STATED EXERCISE |
Give every entry again, word for word.

DATA FOR THIS TASK |
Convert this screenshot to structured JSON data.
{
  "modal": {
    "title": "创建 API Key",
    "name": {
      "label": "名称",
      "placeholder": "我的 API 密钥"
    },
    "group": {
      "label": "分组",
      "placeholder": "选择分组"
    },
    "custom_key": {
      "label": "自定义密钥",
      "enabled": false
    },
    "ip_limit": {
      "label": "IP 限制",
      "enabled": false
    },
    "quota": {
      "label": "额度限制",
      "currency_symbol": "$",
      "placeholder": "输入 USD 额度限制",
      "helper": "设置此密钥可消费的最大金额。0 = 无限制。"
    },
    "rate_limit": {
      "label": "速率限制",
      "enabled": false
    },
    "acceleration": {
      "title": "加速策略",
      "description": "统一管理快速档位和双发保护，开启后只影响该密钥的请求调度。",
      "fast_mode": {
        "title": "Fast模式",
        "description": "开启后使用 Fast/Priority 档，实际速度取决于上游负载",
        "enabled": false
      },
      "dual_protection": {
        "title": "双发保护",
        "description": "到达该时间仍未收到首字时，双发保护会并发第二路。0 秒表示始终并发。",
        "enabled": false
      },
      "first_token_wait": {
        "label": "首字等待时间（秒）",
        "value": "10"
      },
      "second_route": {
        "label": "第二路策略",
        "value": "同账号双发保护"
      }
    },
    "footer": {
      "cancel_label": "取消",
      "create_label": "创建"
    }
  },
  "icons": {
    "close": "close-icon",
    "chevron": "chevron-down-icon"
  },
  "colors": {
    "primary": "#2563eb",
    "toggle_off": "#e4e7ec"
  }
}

FULL SOLUTION |
Convert this screenshot to structured JSON data.
{
  "modal": {
    "title": "创建 API Key",
    "name": {
      "label": "名称",
      "placeholder": "我的 API 密钥"
    },
    "group": {
      "label": "分组",
      "placeholder": "选择分组"
    },
    "custom_key": {
      "label": "自定义密钥",
      "enabled": false
    },
    "ip_limit": {
      "label": "IP 限制",
      "enabled": false
    },
    "quota": {
      "label": "额度限制",
      "currency_symbol": "$",
      "placeholder": "输入 USD 额度限制",
      "helper": "设置此密钥可消费的最大金额。0 = 无限制。"
    },
    "rate_limit": {
      "label": "速率限制",
      "enabled": false
    },
    "acceleration": {
      "title": "加速策略",
      "description": "统一管理快速档位和双发保护，开启后只影响该密钥的请求调度。",
      "fast_mode": {
        "title": "Fast模式",
        "description": "开启后使用 Fast/Priority 档，实际速度取决于上游负载",
        "enabled": false
      },
      "dual_protection": {
        "title": "双发保护",
        "description": "到达该时间仍未收到首字时，双发保护会并发第二路。0 秒表示始终并发。",
        "enabled": false
      },
      "first_token_wait": {
        "label": "首字等待时间（秒）",
        "value": "10"
      },
      "second_route": {
        "label": "第二路策略",
        "value": "同账号双发保护"
      }
    },
    "footer": {
      "cancel_label": "取消",
      "create_label": "创建"
    }
  },
  "icons": {
    "close": "close-icon",
    "chevron": "chevron-down-icon"
  },
  "colors": {
    "primary": "#2563eb",
    "toggle_off": "#e4e7ec"
  }
}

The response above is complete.